▶ [Stated exercise]
Pull out every line below that contains the word "燕山大学".

Recorded data:
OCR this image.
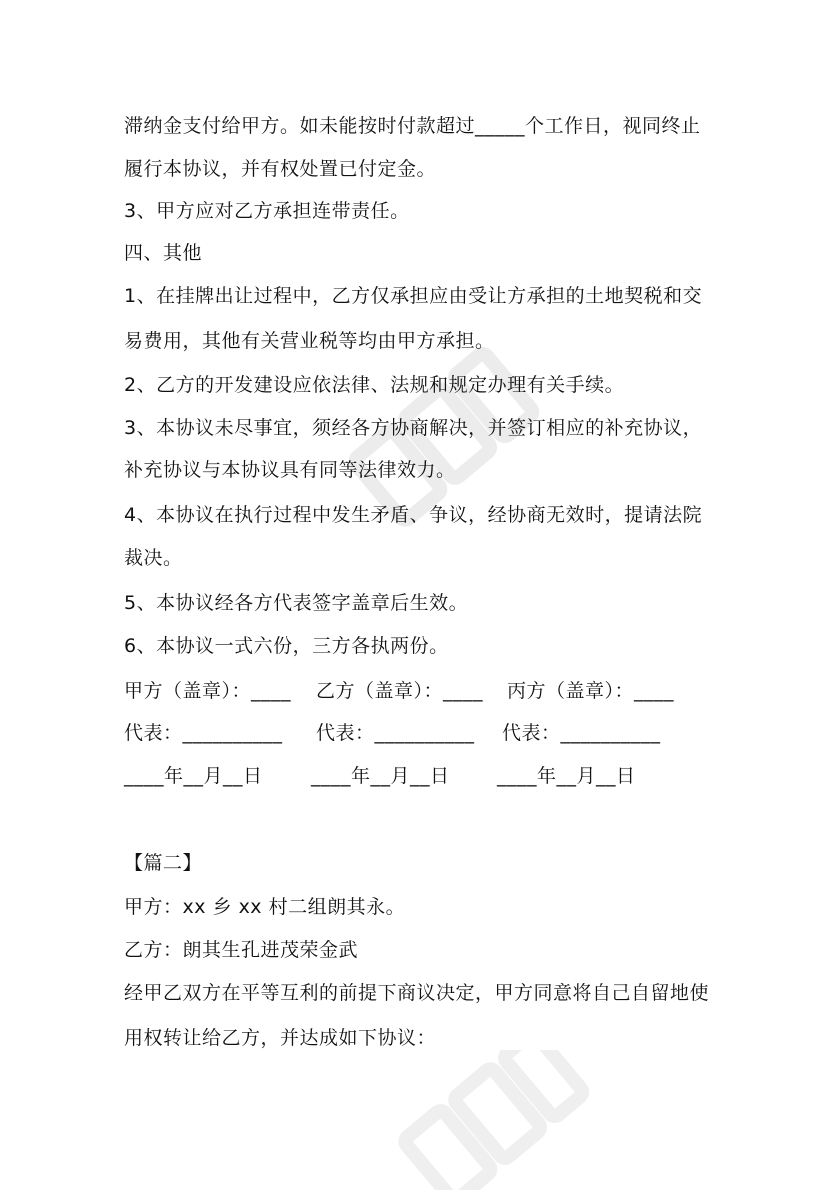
滞纳金支付给甲方。如未能按时付款超过_____个工作日，视同终止
履行本协议，并有权处置已付定金。
3、甲方应对乙方承担连带责任。
四、其他
1、在挂牌出让过程中，乙方仅承担应由受让方承担的土地契税和交
易费用，其他有关营业税等均由甲方承担。
2、乙方的开发建设应依法律、法规和规定办理有关手续。
3、本协议未尽事宜，须经各方协商解决，并签订相应的补充协议，
补充协议与本协议具有同等法律效力。
4、本协议在执行过程中发生矛盾、争议，经协商无效时，提请法院
裁决。
5、本协议经各方代表签字盖章后生效。
6、本协议一式六份，三方各执两份。
甲方（盖章）：____ 乙方（盖章）：____ 丙方（盖章）：____
代表：__________ 代表：__________ 代表：__________
____年__月__日	____年__月__日 ____年__月__日
【篇二】
甲方：xx 乡 xx 村二组朗其永。
乙方：朗其生孔进茂荣金武
经甲乙双方在平等互利的前提下商议决定，甲方同意将自己自留地使
用权转让给乙方，并达成如下协议：
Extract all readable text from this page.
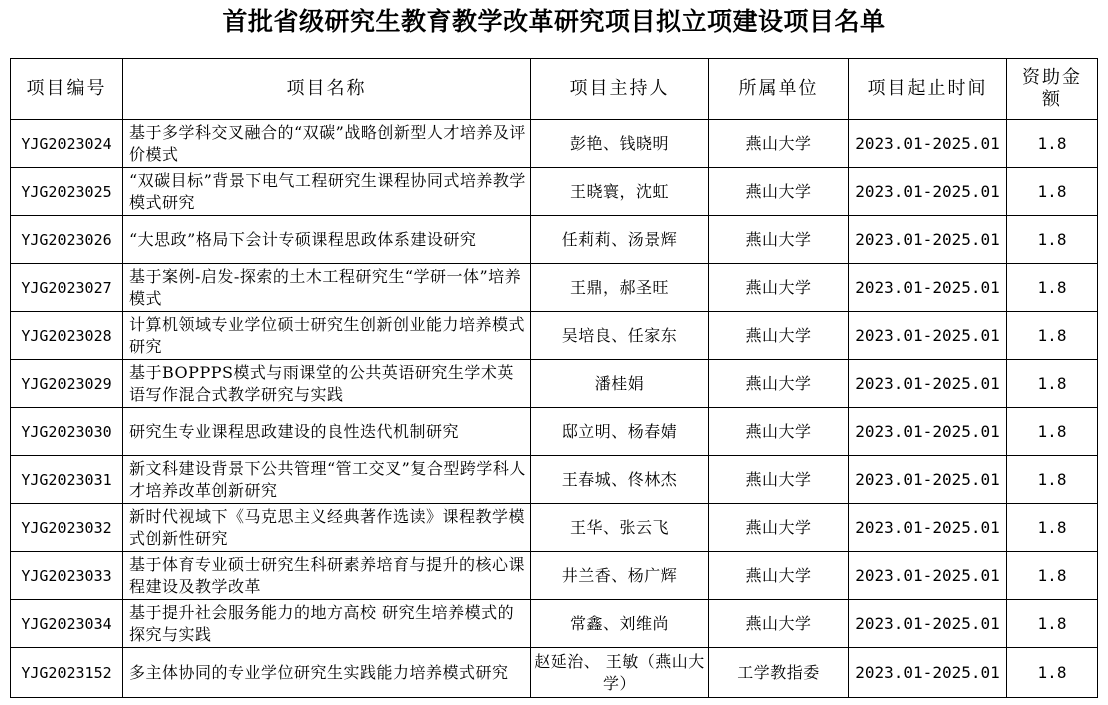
首批省级研究生教育教学改革研究项目拟立项建设项目名单
项目编号	项目名称	项目主持人	所属单位	项目起止时间	资助金额
YJG2023024	基于多学科交叉融合的“双碳”战略创新型人才培养及评价模式	彭艳、钱晓明	燕山大学	2023.01-2025.01	1.8
YJG2023025	“双碳目标”背景下电气工程研究生课程协同式培养教学模式研究	王晓寰，沈虹	燕山大学	2023.01-2025.01	1.8
YJG2023026	“大思政”格局下会计专硕课程思政体系建设研究	任莉莉、汤景辉	燕山大学	2023.01-2025.01	1.8
YJG2023027	基于案例-启发-探索的土木工程研究生“学研一体”培养模式	王鼎，郝圣旺	燕山大学	2023.01-2025.01	1.8
YJG2023028	计算机领域专业学位硕士研究生创新创业能力培养模式研究	吴培良、任家东	燕山大学	2023.01-2025.01	1.8
YJG2023029	基于BOPPPS模式与雨课堂的公共英语研究生学术英语写作混合式教学研究与实践	潘桂娟	燕山大学	2023.01-2025.01	1.8
YJG2023030	研究生专业课程思政建设的良性迭代机制研究	邸立明、杨春婧	燕山大学	2023.01-2025.01	1.8
YJG2023031	新文科建设背景下公共管理“管工交叉”复合型跨学科人才培养改革创新研究	王春城、佟林杰	燕山大学	2023.01-2025.01	1.8
YJG2023032	新时代视域下《马克思主义经典著作选读》课程教学模式创新性研究	王华、张云飞	燕山大学	2023.01-2025.01	1.8
YJG2023033	基于体育专业硕士研究生科研素养培育与提升的核心课程建设及教学改革	井兰香、杨广辉	燕山大学	2023.01-2025.01	1.8
YJG2023034	基于提升社会服务能力的地方高校 研究生培养模式的探究与实践	常鑫、刘维尚	燕山大学	2023.01-2025.01	1.8
YJG2023152	多主体协同的专业学位研究生实践能力培养模式研究	赵延治、 王敏（燕山大学）	工学教指委	2023.01-2025.01	1.8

▶ [Correct result]
YJG2023024	基于多学科交叉融合的“双碳”战略创新型人才培养及评价模式	彭艳、钱晓明	燕山大学	2023.01-2025.01	1.8
YJG2023025	“双碳目标”背景下电气工程研究生课程协同式培养教学模式研究	王晓寰，沈虹	燕山大学	2023.01-2025.01	1.8
YJG2023026	“大思政”格局下会计专硕课程思政体系建设研究	任莉莉、汤景辉	燕山大学	2023.01-2025.01	1.8
YJG2023027	基于案例-启发-探索的土木工程研究生“学研一体”培养模式	王鼎，郝圣旺	燕山大学	2023.01-2025.01	1.8
YJG2023028	计算机领域专业学位硕士研究生创新创业能力培养模式研究	吴培良、任家东	燕山大学	2023.01-2025.01	1.8
YJG2023029	基于BOPPPS模式与雨课堂的公共英语研究生学术英语写作混合式教学研究与实践	潘桂娟	燕山大学	2023.01-2025.01	1.8
YJG2023030	研究生专业课程思政建设的良性迭代机制研究	邸立明、杨春婧	燕山大学	2023.01-2025.01	1.8
YJG2023031	新文科建设背景下公共管理“管工交叉”复合型跨学科人才培养改革创新研究	王春城、佟林杰	燕山大学	2023.01-2025.01	1.8
YJG2023032	新时代视域下《马克思主义经典著作选读》课程教学模式创新性研究	王华、张云飞	燕山大学	2023.01-2025.01	1.8
YJG2023033	基于体育专业硕士研究生科研素养培育与提升的核心课程建设及教学改革	井兰香、杨广辉	燕山大学	2023.01-2025.01	1.8
YJG2023034	基于提升社会服务能力的地方高校 研究生培养模式的探究与实践	常鑫、刘维尚	燕山大学	2023.01-2025.01	1.8
YJG2023152	多主体协同的专业学位研究生实践能力培养模式研究	赵延治、 王敏（燕山大学）	工学教指委	2023.01-2025.01	1.8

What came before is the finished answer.